Exercise details: Omit the pictures, then write out every entry exactly as it reads.

Extracted data entries:
● ● ● ● ●
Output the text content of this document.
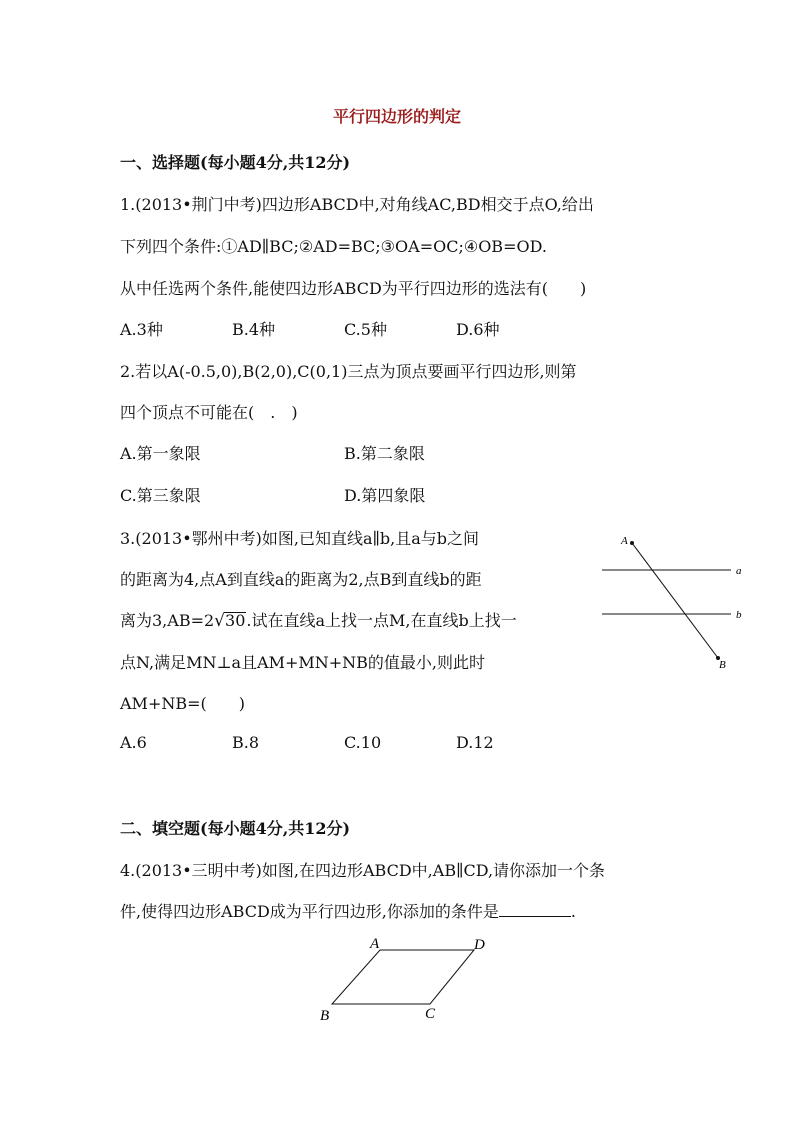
平行四边形的判定
一、选择题(每小题4分,共12分)
1.(2013•荆门中考)四边形ABCD中,对角线AC,BD相交于点O,给出
下列四个条件:①AD∥BC;②AD=BC;③OA=OC;④OB=OD.
从中任选两个条件,能使四边形ABCD为平行四边形的选法有(　　)
A.3种	B.4种	C.5种	D.6种
2.若以A(-0.5,0),B(2,0),C(0,1)三点为顶点要画平行四边形,则第
四个顶点不可能在(　.　)
A.第一象限	B.第二象限
C.第三象限	D.第四象限
3.(2013•鄂州中考)如图,已知直线a∥b,且a与b之间
的距离为4,点A到直线a的距离为2,点B到直线b的距
离为3,AB=2√30.试在直线a上找一点M,在直线b上找一
点N,满足MN⊥a且AM+MN+NB的值最小,则此时
AM+NB=(　　)
A.6	B.8	C.10	D.12
A
B
a
b
二、填空题(每小题4分,共12分)
4.(2013•三明中考)如图,在四边形ABCD中,AB∥CD,请你添加一个条
件,使得四边形ABCD成为平行四边形,你添加的条件是	.
A	D
B	C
● ● ● ● ●
Solution to this task:
Output the text content of this document.
平行四边形的判定
一、选择题(每小题4分,共12分)
1.(2013•荆门中考)四边形ABCD中,对角线AC,BD相交于点O,给出
下列四个条件:①AD∥BC;②AD=BC;③OA=OC;④OB=OD.
从中任选两个条件,能使四边形ABCD为平行四边形的选法有(　　)
A.3种	B.4种	C.5种	D.6种
2.若以A(-0.5,0),B(2,0),C(0,1)三点为顶点要画平行四边形,则第
四个顶点不可能在(　.　)
A.第一象限	B.第二象限
C.第三象限	D.第四象限
3.(2013•鄂州中考)如图,已知直线a∥b,且a与b之间
的距离为4,点A到直线a的距离为2,点B到直线b的距
离为3,AB=2√30.试在直线a上找一点M,在直线b上找一
点N,满足MN⊥a且AM+MN+NB的值最小,则此时
AM+NB=(　　)
A.6	B.8	C.10	D.12
A
B
a
b
二、填空题(每小题4分,共12分)
4.(2013•三明中考)如图,在四边形ABCD中,AB∥CD,请你添加一个条
件,使得四边形ABCD成为平行四边形,你添加的条件是	.
A	D
B	C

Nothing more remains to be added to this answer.